#### Dataset extract:
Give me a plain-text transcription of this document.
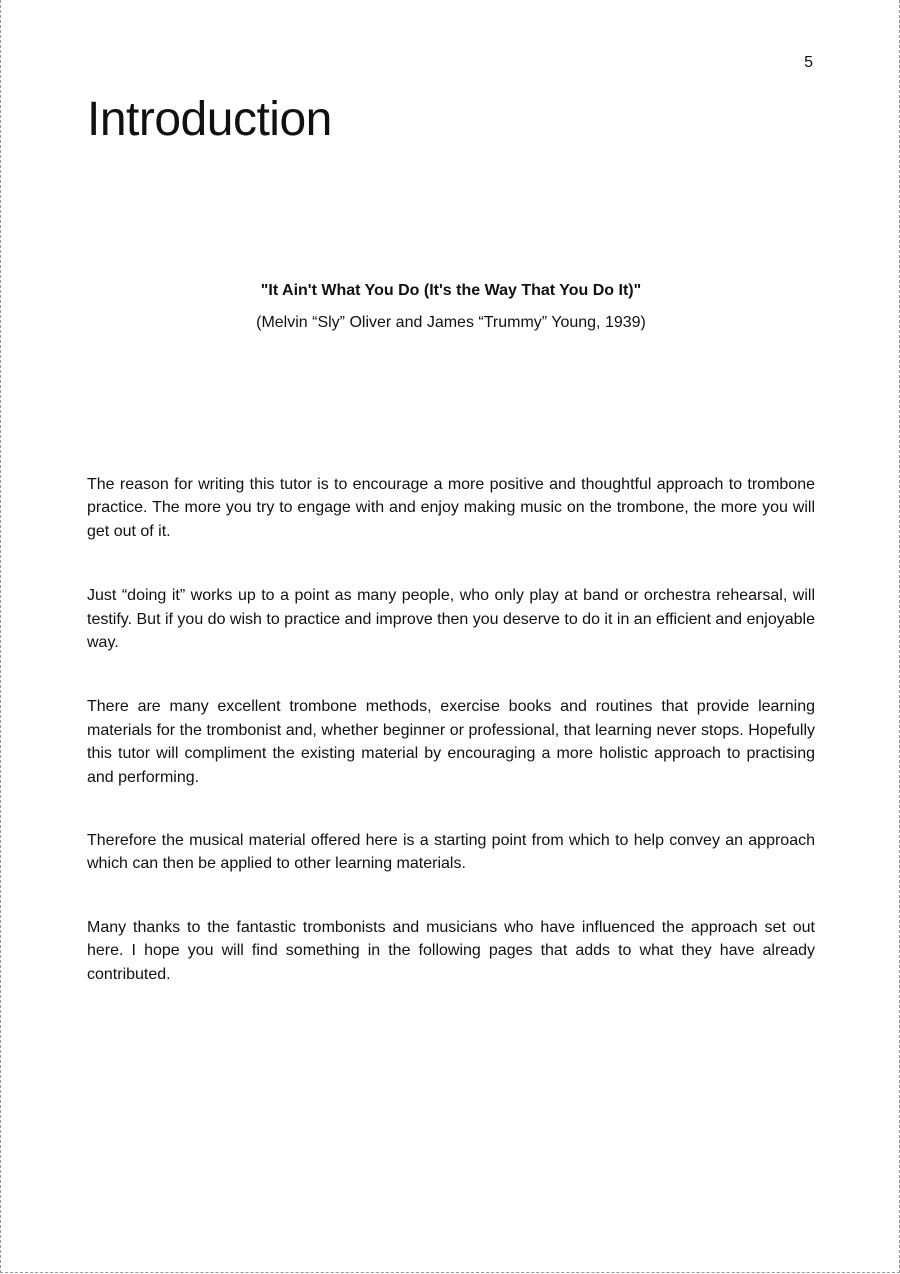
5
Introduction

"It Ain't What You Do (It's the Way That You Do It)"

(Melvin “Sly” Oliver and James “Trummy” Young, 1939)

The reason for writing this tutor is to encourage a more positive and thoughtful approach to trombone practice. The more you try to engage with and enjoy making music on the trombone, the more you will get out of it.

Just “doing it” works up to a point as many people, who only play at band or orchestra rehearsal, will testify. But if you do wish to practice and improve then you deserve to do it in an efficient and enjoyable way.

There are many excellent trombone methods, exercise books and routines that provide learning materials for the trombonist and, whether beginner or professional, that learning never stops. Hopefully this tutor will compliment the existing material by encouraging a more holistic approach to practising and performing.

Therefore the musical material offered here is a starting point from which to help convey an approach which can then be applied to other learning materials.

Many thanks to the fantastic trombonists and musicians who have influenced the approach set out here. I hope you will find something in the following pages that adds to what they have already contributed.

#### Task objective:
All of the material above is to be copied exactly, except for its images.

#### Worked solution:
Give me a plain-text transcription of this document.
5
Introduction

"It Ain't What You Do (It's the Way That You Do It)"

(Melvin “Sly” Oliver and James “Trummy” Young, 1939)

The reason for writing this tutor is to encourage a more positive and thoughtful approach to trombone practice. The more you try to engage with and enjoy making music on the trombone, the more you will get out of it.

Just “doing it” works up to a point as many people, who only play at band or orchestra rehearsal, will testify. But if you do wish to practice and improve then you deserve to do it in an efficient and enjoyable way.

There are many excellent trombone methods, exercise books and routines that provide learning materials for the trombonist and, whether beginner or professional, that learning never stops. Hopefully this tutor will compliment the existing material by encouraging a more holistic approach to practising and performing.

Therefore the musical material offered here is a starting point from which to help convey an approach which can then be applied to other learning materials.

Many thanks to the fantastic trombonists and musicians who have influenced the approach set out here. I hope you will find something in the following pages that adds to what they have already contributed.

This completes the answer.